Written task
Repeat the stretch of the records from the start through the line containing "button[interactable]: Addresses (1223, 687, 1269, 733)", keeping every line identical.

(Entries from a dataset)
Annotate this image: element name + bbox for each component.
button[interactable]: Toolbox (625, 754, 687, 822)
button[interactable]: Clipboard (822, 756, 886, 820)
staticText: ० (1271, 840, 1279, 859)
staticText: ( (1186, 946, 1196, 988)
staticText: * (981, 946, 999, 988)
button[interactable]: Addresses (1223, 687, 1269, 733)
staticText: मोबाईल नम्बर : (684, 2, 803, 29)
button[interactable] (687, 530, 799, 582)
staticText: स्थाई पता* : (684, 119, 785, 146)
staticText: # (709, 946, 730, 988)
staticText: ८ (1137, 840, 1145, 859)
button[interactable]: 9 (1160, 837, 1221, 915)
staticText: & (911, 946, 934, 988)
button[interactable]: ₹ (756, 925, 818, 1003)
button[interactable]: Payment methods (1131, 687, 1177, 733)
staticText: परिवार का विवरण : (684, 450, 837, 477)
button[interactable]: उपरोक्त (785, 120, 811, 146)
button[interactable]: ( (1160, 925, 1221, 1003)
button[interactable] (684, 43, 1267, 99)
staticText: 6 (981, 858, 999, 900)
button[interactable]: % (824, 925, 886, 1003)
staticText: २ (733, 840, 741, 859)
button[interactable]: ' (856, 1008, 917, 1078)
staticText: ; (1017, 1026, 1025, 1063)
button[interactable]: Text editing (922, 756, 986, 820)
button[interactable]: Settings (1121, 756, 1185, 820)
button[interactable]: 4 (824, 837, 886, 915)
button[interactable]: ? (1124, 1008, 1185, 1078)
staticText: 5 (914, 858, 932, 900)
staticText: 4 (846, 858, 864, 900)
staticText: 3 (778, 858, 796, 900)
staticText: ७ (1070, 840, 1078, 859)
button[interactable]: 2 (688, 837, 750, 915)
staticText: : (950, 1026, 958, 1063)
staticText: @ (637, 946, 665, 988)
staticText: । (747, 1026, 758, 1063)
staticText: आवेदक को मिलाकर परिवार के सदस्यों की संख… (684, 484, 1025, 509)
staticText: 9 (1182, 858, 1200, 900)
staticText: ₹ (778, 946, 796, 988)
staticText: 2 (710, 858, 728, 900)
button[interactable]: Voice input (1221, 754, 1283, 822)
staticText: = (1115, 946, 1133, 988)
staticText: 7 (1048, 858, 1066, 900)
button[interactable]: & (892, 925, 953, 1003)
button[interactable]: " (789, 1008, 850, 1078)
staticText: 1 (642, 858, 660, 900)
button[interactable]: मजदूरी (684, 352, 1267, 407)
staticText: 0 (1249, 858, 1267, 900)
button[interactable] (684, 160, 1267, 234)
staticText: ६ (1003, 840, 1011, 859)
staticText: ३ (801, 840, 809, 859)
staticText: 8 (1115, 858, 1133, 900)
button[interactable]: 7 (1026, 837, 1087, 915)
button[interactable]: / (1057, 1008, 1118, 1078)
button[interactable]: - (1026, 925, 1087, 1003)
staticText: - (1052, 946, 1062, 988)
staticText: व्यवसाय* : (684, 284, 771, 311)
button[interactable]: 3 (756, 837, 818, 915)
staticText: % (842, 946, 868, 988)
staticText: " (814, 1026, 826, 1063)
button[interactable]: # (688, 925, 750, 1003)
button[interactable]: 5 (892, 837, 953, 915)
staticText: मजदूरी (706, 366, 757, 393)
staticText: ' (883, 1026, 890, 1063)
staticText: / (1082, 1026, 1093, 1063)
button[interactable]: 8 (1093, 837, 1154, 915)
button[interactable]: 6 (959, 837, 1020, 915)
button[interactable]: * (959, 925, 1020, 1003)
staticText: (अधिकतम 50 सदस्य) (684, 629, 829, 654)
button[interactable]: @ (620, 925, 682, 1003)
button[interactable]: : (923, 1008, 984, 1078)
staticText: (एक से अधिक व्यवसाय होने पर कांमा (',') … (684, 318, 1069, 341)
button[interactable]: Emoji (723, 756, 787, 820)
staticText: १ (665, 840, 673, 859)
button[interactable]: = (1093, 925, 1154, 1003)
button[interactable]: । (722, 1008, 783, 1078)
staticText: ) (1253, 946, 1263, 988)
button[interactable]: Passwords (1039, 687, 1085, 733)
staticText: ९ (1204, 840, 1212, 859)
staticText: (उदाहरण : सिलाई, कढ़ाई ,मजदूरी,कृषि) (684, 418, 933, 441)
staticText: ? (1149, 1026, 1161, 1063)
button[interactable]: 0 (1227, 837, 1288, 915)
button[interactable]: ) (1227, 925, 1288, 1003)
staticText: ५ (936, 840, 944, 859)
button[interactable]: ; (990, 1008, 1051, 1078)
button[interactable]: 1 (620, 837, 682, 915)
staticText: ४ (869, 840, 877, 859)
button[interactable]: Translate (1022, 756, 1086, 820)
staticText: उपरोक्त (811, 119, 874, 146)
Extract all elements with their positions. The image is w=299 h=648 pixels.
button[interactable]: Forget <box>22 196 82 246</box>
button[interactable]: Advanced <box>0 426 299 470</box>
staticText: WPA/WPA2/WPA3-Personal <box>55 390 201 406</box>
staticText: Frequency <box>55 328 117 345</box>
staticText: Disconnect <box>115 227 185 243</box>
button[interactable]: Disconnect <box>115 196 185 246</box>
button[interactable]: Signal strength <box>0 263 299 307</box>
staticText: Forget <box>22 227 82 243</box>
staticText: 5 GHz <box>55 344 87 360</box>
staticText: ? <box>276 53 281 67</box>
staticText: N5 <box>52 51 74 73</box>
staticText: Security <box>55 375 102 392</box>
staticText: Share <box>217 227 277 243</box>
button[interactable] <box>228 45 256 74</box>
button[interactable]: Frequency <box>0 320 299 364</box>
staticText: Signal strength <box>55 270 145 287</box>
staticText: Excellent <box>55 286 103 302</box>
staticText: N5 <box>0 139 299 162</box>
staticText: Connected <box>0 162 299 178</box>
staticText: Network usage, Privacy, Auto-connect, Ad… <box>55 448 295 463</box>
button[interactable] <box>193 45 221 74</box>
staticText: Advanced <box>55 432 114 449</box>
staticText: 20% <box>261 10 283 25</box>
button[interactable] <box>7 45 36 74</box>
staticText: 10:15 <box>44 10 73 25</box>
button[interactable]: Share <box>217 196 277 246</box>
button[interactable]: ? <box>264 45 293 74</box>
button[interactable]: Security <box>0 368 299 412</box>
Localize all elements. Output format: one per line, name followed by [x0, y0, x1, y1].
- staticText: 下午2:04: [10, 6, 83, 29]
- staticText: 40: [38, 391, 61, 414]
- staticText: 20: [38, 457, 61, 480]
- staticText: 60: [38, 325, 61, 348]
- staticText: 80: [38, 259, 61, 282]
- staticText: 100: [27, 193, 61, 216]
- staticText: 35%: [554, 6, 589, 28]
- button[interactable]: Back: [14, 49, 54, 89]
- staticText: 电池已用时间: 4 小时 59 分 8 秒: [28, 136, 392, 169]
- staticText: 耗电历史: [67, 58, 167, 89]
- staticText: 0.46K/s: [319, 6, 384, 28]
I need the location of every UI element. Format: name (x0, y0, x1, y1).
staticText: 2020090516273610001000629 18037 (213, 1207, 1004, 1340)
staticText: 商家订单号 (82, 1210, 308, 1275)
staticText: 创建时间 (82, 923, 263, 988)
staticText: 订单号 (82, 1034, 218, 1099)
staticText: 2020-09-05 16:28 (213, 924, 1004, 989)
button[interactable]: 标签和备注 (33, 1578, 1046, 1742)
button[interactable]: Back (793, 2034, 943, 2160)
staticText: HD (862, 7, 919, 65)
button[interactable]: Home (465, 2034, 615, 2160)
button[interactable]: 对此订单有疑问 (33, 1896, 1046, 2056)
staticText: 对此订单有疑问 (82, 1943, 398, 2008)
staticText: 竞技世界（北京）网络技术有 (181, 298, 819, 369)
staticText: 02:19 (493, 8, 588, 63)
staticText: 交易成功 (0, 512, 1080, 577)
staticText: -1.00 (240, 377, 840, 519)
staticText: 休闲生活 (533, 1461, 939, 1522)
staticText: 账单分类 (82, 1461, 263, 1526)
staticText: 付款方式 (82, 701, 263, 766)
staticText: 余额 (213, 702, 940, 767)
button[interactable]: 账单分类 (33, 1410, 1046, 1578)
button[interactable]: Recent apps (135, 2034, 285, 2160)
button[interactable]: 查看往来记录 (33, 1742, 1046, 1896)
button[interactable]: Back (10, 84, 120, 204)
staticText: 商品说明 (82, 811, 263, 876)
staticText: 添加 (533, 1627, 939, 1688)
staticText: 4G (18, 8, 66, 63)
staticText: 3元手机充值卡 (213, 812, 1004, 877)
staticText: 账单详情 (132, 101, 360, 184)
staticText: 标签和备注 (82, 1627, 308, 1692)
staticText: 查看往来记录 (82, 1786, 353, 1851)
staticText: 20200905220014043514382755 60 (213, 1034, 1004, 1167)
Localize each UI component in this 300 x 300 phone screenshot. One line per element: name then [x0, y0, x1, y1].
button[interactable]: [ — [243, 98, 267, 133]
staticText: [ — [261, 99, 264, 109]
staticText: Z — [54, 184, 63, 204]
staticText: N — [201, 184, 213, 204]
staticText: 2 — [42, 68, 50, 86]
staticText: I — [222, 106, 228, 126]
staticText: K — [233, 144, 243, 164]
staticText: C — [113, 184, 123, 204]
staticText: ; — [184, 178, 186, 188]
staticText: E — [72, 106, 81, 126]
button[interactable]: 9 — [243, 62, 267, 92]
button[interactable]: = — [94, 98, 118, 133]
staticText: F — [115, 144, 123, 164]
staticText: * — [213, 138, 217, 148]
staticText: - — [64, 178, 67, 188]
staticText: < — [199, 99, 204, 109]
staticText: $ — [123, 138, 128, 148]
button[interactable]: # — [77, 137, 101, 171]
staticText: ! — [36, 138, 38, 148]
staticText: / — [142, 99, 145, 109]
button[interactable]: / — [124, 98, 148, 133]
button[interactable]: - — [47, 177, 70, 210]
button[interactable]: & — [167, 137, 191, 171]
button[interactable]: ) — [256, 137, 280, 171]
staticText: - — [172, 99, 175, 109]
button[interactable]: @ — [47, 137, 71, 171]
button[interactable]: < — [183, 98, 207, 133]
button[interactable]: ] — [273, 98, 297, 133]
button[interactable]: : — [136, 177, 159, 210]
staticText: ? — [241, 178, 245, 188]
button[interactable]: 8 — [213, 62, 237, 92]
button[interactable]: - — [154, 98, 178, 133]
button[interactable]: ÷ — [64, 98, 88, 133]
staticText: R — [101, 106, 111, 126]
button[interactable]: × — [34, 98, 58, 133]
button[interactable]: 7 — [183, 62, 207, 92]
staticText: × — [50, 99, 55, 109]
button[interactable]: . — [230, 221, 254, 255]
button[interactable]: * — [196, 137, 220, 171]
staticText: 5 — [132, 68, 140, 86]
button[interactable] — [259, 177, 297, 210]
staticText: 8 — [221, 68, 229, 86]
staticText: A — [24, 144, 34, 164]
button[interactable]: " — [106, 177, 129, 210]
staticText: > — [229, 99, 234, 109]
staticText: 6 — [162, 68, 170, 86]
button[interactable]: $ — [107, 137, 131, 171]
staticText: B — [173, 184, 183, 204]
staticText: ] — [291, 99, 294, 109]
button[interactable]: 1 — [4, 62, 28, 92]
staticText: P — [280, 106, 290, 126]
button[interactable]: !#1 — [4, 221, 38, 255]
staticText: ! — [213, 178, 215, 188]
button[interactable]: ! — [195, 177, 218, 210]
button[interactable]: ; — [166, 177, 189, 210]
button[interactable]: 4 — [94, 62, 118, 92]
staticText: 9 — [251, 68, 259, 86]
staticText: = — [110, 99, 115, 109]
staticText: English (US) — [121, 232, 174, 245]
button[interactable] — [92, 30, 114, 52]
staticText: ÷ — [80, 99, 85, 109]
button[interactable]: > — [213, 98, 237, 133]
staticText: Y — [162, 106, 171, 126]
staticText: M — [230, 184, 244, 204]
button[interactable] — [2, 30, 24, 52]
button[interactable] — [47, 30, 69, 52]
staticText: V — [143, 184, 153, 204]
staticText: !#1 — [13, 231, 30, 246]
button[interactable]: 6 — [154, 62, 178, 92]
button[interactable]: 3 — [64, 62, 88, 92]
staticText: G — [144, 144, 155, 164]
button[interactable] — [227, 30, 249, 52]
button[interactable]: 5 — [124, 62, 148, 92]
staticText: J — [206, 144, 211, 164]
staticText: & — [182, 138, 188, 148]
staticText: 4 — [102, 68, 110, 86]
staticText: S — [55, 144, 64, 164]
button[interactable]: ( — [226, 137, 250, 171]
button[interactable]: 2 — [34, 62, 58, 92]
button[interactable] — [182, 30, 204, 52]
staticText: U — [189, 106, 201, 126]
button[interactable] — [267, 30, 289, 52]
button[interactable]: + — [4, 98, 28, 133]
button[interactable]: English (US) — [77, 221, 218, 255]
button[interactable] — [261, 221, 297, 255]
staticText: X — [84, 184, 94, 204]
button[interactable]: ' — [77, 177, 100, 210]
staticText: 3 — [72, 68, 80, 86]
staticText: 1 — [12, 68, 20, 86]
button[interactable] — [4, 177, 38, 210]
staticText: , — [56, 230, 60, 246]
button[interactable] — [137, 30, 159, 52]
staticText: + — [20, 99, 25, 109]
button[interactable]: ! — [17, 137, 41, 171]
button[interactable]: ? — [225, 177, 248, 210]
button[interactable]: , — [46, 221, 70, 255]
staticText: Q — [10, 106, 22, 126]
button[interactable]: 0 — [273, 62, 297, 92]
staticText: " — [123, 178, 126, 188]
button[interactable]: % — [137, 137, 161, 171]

The solution
Annotate this image: element name + bbox for each component.
button[interactable]: Toolbox (625, 754, 687, 822)
button[interactable]: Clipboard (822, 756, 886, 820)
staticText: ० (1271, 840, 1279, 859)
staticText: ( (1186, 946, 1196, 988)
staticText: * (981, 946, 999, 988)
button[interactable]: Addresses (1223, 687, 1269, 733)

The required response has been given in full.